Короткая задача: Верните без изменений участок фрагмента о знакомстве с поэзией от слов «Как ни странно, не» до слов «в моей библиотеке.» включительно.

Фрагмент документа:
Как ни странно, не наши классики, не Пушкин и не Лермонтов привили мне любовь к поэтическому слогу, к ярким одухотворенным образам, загадочным узорам слов и игре мысли. Первые, кто сразил меня наповал, были Брюсов и Бальмонт. Последнего в разрозненных страничках издания времен гражданской войны я заимствовал у своего приятеля Левы Бронштейна, да так и "зачитал". Сегодня этот томик Бальмонта в роскошном переплете стоит в моей библиотеке.
От двух Б я перешел к третьему - Блоку. Затем пошло все подряд, но в первую очередь русские и западные символисты: Мережковский, Гумилев, Бодлер, Малларме, Аполлинер…
На книжных развалах, тогда еще существовавших в Ленинграде в районе Думы, я купил несколько томиков дореволюционного издания Д'Аннунцио, чья проза показалась мне на уровне классной поэзии. Года через два я познакомился и с английской поэзией, а пока довольствовался тем, что мог достать у приятелей, букинистов, в библиотеке Дома писателей, куда меня пристроила мать однокашника.

Строки набора:
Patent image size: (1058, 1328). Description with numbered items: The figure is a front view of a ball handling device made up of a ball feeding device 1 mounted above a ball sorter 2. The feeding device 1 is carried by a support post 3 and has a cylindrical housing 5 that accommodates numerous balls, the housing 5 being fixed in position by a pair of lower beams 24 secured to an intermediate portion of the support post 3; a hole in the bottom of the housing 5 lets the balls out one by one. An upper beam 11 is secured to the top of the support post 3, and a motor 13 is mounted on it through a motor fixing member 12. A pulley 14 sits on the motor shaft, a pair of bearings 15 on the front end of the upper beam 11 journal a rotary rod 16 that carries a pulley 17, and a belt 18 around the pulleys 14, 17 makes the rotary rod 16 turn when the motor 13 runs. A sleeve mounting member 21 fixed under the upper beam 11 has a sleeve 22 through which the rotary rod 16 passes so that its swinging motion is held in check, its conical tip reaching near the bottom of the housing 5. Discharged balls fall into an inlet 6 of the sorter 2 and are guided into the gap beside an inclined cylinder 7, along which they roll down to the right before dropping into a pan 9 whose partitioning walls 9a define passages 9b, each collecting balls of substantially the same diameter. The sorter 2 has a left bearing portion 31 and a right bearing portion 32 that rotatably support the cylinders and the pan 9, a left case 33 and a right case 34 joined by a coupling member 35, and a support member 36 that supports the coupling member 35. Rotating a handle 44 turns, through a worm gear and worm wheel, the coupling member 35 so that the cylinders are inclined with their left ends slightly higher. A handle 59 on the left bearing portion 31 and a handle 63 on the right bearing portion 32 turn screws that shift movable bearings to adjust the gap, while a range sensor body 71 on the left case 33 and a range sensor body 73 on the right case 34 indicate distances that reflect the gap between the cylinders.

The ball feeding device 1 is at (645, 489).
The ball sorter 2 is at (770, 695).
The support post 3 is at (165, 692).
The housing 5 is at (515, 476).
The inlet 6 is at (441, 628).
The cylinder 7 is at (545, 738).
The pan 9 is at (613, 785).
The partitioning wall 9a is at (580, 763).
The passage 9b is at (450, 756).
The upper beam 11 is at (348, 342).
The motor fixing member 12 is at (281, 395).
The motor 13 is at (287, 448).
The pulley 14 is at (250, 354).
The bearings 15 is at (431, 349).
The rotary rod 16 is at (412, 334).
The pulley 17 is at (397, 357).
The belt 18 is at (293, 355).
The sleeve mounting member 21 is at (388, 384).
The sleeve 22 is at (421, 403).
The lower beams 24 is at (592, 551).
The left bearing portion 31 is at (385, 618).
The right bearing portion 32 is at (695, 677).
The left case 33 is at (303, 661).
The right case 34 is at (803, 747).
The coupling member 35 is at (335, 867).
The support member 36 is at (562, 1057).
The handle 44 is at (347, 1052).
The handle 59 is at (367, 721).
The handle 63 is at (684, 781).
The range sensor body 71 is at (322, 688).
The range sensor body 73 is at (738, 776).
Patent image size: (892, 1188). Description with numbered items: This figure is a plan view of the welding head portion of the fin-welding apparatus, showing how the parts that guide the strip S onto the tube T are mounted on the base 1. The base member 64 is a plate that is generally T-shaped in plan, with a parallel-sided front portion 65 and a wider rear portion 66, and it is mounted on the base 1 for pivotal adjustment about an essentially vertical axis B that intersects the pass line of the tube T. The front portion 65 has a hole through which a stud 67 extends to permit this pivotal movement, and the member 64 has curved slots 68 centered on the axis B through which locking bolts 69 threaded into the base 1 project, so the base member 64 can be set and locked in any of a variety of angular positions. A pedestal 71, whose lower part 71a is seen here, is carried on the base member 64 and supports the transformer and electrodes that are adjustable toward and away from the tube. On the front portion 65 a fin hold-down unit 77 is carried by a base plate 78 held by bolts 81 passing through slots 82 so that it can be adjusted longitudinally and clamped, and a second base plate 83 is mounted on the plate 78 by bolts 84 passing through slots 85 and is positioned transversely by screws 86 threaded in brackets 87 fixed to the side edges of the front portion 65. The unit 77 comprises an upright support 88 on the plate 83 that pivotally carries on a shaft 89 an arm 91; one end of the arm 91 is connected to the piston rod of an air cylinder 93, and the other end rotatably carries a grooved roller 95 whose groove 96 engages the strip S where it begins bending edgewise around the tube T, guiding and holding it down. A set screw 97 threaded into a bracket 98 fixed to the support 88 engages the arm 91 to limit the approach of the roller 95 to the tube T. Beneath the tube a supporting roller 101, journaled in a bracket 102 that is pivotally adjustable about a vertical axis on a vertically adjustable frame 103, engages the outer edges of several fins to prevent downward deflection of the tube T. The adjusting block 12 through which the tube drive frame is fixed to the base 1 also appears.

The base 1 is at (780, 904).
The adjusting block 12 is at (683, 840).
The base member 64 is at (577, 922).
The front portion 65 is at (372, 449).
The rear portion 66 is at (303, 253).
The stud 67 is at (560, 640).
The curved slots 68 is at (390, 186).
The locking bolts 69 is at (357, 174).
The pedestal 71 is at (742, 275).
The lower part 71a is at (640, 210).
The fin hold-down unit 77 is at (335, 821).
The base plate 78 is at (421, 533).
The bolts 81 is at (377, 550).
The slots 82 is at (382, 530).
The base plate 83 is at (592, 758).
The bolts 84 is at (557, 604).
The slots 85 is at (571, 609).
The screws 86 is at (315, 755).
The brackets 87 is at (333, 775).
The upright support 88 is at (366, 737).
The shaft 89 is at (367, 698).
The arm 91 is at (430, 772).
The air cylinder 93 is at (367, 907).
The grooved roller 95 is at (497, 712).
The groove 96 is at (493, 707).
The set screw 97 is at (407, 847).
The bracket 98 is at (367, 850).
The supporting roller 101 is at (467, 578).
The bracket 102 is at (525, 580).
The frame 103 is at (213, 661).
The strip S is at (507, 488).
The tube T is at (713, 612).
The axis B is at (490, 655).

Решение задачи:
Как ни странно, не наши классики, не Пушкин и не Лермонтов привили мне любовь к поэтическому слогу, к ярким одухотворенным образам, загадочным узорам слов и игре мысли. Первые, кто сразил меня наповал, были Брюсов и Бальмонт. Последнего в разрозненных страничках издания времен гражданской войны я заимствовал у своего приятеля Левы Бронштейна, да так и "зачитал". Сегодня этот томик Бальмонта в роскошном переплете стоит в моей библиотеке.